(Dataset items)
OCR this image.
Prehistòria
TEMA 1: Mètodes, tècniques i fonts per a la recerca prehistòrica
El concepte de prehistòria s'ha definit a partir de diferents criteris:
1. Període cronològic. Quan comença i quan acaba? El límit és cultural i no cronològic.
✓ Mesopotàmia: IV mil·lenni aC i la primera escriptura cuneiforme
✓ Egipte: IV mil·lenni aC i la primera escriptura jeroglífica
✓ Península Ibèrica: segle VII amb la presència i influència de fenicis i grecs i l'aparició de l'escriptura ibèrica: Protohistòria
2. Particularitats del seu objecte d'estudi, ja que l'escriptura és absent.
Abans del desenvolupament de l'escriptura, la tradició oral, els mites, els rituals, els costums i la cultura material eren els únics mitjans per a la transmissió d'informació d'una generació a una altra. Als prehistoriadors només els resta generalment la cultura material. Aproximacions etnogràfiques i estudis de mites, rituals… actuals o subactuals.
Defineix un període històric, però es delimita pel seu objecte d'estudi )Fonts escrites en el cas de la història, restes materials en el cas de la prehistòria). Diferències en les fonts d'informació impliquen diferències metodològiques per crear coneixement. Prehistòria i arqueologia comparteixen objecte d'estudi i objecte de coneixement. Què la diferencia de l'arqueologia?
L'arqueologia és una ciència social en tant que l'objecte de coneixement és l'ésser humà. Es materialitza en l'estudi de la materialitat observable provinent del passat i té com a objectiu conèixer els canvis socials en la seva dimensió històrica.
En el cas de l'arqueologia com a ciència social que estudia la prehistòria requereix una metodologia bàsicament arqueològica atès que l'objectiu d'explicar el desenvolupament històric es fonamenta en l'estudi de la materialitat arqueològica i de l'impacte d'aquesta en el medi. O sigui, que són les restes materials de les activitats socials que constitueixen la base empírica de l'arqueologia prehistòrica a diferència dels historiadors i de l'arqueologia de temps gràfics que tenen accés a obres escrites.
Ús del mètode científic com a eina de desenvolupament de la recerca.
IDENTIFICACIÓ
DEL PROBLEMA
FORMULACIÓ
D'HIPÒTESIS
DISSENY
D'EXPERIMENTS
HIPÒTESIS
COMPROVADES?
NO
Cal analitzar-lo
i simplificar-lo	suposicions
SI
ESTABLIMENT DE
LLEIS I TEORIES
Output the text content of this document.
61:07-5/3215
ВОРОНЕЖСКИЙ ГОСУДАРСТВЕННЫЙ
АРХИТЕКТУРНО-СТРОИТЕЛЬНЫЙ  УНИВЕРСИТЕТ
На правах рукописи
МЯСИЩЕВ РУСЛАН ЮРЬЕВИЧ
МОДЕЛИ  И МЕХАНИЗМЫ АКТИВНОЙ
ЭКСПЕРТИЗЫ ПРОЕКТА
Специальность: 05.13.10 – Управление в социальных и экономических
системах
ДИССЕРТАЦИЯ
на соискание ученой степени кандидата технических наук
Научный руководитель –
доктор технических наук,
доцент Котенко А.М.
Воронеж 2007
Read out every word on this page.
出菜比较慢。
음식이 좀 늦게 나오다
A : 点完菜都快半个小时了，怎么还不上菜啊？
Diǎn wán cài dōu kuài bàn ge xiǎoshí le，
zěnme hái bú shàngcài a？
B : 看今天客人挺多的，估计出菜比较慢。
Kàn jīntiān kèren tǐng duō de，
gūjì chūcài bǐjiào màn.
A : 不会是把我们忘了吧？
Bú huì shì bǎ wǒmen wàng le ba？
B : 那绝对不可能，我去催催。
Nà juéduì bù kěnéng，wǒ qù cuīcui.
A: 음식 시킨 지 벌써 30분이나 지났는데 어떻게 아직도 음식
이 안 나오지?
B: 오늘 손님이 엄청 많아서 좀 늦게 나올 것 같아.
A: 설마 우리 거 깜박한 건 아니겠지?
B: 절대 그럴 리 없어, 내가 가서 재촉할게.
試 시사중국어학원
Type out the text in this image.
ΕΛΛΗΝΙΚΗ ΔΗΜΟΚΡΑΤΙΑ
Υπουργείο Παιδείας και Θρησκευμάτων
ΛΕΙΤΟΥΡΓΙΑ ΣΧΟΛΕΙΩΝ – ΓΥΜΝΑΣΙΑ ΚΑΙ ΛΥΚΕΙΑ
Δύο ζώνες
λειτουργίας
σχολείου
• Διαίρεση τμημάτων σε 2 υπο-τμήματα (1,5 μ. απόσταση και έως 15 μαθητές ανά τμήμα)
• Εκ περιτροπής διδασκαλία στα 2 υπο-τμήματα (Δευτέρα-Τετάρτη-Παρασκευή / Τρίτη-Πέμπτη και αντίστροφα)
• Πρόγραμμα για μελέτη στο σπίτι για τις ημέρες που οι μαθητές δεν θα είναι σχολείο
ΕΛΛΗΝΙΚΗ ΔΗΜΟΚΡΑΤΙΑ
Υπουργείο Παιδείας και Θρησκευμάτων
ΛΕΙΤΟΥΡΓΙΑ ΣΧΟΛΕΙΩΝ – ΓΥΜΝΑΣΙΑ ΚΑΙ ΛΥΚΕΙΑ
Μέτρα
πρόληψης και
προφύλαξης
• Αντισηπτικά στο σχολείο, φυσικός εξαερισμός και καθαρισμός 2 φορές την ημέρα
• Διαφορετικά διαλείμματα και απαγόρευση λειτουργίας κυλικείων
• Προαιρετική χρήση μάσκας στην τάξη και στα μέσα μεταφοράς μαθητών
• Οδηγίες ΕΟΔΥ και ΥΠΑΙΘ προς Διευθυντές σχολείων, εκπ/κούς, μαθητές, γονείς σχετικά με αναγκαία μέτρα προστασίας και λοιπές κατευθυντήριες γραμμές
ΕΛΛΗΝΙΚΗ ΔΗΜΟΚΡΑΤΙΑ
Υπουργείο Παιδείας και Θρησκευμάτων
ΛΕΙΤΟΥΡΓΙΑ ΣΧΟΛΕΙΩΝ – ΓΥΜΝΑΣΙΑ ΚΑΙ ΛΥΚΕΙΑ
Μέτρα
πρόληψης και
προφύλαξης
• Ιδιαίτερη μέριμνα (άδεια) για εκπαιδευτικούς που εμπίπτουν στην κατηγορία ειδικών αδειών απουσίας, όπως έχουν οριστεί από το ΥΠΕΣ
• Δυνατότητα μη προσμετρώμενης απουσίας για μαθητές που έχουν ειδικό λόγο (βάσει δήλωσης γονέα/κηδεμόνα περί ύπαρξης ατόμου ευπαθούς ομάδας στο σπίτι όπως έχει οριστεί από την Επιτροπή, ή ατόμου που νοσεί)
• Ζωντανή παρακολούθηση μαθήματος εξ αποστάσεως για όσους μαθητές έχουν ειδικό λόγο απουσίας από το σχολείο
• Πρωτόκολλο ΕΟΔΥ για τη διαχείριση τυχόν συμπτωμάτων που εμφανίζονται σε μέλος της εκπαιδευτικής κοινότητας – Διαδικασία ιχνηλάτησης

**THE TASK:**
Nothing should be left out: repeat all of the data exactly.

**RESULT BELOW:**
OCR this image.
Prehistòria
TEMA 1: Mètodes, tècniques i fonts per a la recerca prehistòrica
El concepte de prehistòria s'ha definit a partir de diferents criteris:
1. Període cronològic. Quan comença i quan acaba? El límit és cultural i no cronològic.
✓ Mesopotàmia: IV mil·lenni aC i la primera escriptura cuneiforme
✓ Egipte: IV mil·lenni aC i la primera escriptura jeroglífica
✓ Península Ibèrica: segle VII amb la presència i influència de fenicis i grecs i l'aparició de l'escriptura ibèrica: Protohistòria
2. Particularitats del seu objecte d'estudi, ja que l'escriptura és absent.
Abans del desenvolupament de l'escriptura, la tradició oral, els mites, els rituals, els costums i la cultura material eren els únics mitjans per a la transmissió d'informació d'una generació a una altra. Als prehistoriadors només els resta generalment la cultura material. Aproximacions etnogràfiques i estudis de mites, rituals… actuals o subactuals.
Defineix un període històric, però es delimita pel seu objecte d'estudi )Fonts escrites en el cas de la història, restes materials en el cas de la prehistòria). Diferències en les fonts d'informació impliquen diferències metodològiques per crear coneixement. Prehistòria i arqueologia comparteixen objecte d'estudi i objecte de coneixement. Què la diferencia de l'arqueologia?
L'arqueologia és una ciència social en tant que l'objecte de coneixement és l'ésser humà. Es materialitza en l'estudi de la materialitat observable provinent del passat i té com a objectiu conèixer els canvis socials en la seva dimensió històrica.
En el cas de l'arqueologia com a ciència social que estudia la prehistòria requereix una metodologia bàsicament arqueològica atès que l'objectiu d'explicar el desenvolupament històric es fonamenta en l'estudi de la materialitat arqueològica i de l'impacte d'aquesta en el medi. O sigui, que són les restes materials de les activitats socials que constitueixen la base empírica de l'arqueologia prehistòrica a diferència dels historiadors i de l'arqueologia de temps gràfics que tenen accés a obres escrites.
Ús del mètode científic com a eina de desenvolupament de la recerca.
IDENTIFICACIÓ
DEL PROBLEMA
FORMULACIÓ
D'HIPÒTESIS
DISSENY
D'EXPERIMENTS
HIPÒTESIS
COMPROVADES?
NO
Cal analitzar-lo
i simplificar-lo	suposicions
SI
ESTABLIMENT DE
LLEIS I TEORIES
Output the text content of this document.
61:07-5/3215
ВОРОНЕЖСКИЙ ГОСУДАРСТВЕННЫЙ
АРХИТЕКТУРНО-СТРОИТЕЛЬНЫЙ  УНИВЕРСИТЕТ
На правах рукописи
МЯСИЩЕВ РУСЛАН ЮРЬЕВИЧ
МОДЕЛИ  И МЕХАНИЗМЫ АКТИВНОЙ
ЭКСПЕРТИЗЫ ПРОЕКТА
Специальность: 05.13.10 – Управление в социальных и экономических
системах
ДИССЕРТАЦИЯ
на соискание ученой степени кандидата технических наук
Научный руководитель –
доктор технических наук,
доцент Котенко А.М.
Воронеж 2007
Read out every word on this page.
出菜比较慢。
음식이 좀 늦게 나오다
A : 点完菜都快半个小时了，怎么还不上菜啊？
Diǎn wán cài dōu kuài bàn ge xiǎoshí le，
zěnme hái bú shàngcài a？
B : 看今天客人挺多的，估计出菜比较慢。
Kàn jīntiān kèren tǐng duō de，
gūjì chūcài bǐjiào màn.
A : 不会是把我们忘了吧？
Bú huì shì bǎ wǒmen wàng le ba？
B : 那绝对不可能，我去催催。
Nà juéduì bù kěnéng，wǒ qù cuīcui.
A: 음식 시킨 지 벌써 30분이나 지났는데 어떻게 아직도 음식
이 안 나오지?
B: 오늘 손님이 엄청 많아서 좀 늦게 나올 것 같아.
A: 설마 우리 거 깜박한 건 아니겠지?
B: 절대 그럴 리 없어, 내가 가서 재촉할게.
試 시사중국어학원
Type out the text in this image.
ΕΛΛΗΝΙΚΗ ΔΗΜΟΚΡΑΤΙΑ
Υπουργείο Παιδείας και Θρησκευμάτων
ΛΕΙΤΟΥΡΓΙΑ ΣΧΟΛΕΙΩΝ – ΓΥΜΝΑΣΙΑ ΚΑΙ ΛΥΚΕΙΑ
Δύο ζώνες
λειτουργίας
σχολείου
• Διαίρεση τμημάτων σε 2 υπο-τμήματα (1,5 μ. απόσταση και έως 15 μαθητές ανά τμήμα)
• Εκ περιτροπής διδασκαλία στα 2 υπο-τμήματα (Δευτέρα-Τετάρτη-Παρασκευή / Τρίτη-Πέμπτη και αντίστροφα)
• Πρόγραμμα για μελέτη στο σπίτι για τις ημέρες που οι μαθητές δεν θα είναι σχολείο
ΕΛΛΗΝΙΚΗ ΔΗΜΟΚΡΑΤΙΑ
Υπουργείο Παιδείας και Θρησκευμάτων
ΛΕΙΤΟΥΡΓΙΑ ΣΧΟΛΕΙΩΝ – ΓΥΜΝΑΣΙΑ ΚΑΙ ΛΥΚΕΙΑ
Μέτρα
πρόληψης και
προφύλαξης
• Αντισηπτικά στο σχολείο, φυσικός εξαερισμός και καθαρισμός 2 φορές την ημέρα
• Διαφορετικά διαλείμματα και απαγόρευση λειτουργίας κυλικείων
• Προαιρετική χρήση μάσκας στην τάξη και στα μέσα μεταφοράς μαθητών
• Οδηγίες ΕΟΔΥ και ΥΠΑΙΘ προς Διευθυντές σχολείων, εκπ/κούς, μαθητές, γονείς σχετικά με αναγκαία μέτρα προστασίας και λοιπές κατευθυντήριες γραμμές
ΕΛΛΗΝΙΚΗ ΔΗΜΟΚΡΑΤΙΑ
Υπουργείο Παιδείας και Θρησκευμάτων
ΛΕΙΤΟΥΡΓΙΑ ΣΧΟΛΕΙΩΝ – ΓΥΜΝΑΣΙΑ ΚΑΙ ΛΥΚΕΙΑ
Μέτρα
πρόληψης και
προφύλαξης
• Ιδιαίτερη μέριμνα (άδεια) για εκπαιδευτικούς που εμπίπτουν στην κατηγορία ειδικών αδειών απουσίας, όπως έχουν οριστεί από το ΥΠΕΣ
• Δυνατότητα μη προσμετρώμενης απουσίας για μαθητές που έχουν ειδικό λόγο (βάσει δήλωσης γονέα/κηδεμόνα περί ύπαρξης ατόμου ευπαθούς ομάδας στο σπίτι όπως έχει οριστεί από την Επιτροπή, ή ατόμου που νοσεί)
• Ζωντανή παρακολούθηση μαθήματος εξ αποστάσεως για όσους μαθητές έχουν ειδικό λόγο απουσίας από το σχολείο
• Πρωτόκολλο ΕΟΔΥ για τη διαχείριση τυχόν συμπτωμάτων που εμφανίζονται σε μέλος της εκπαιδευτικής κοινότητας – Διαδικασία ιχνηλάτησης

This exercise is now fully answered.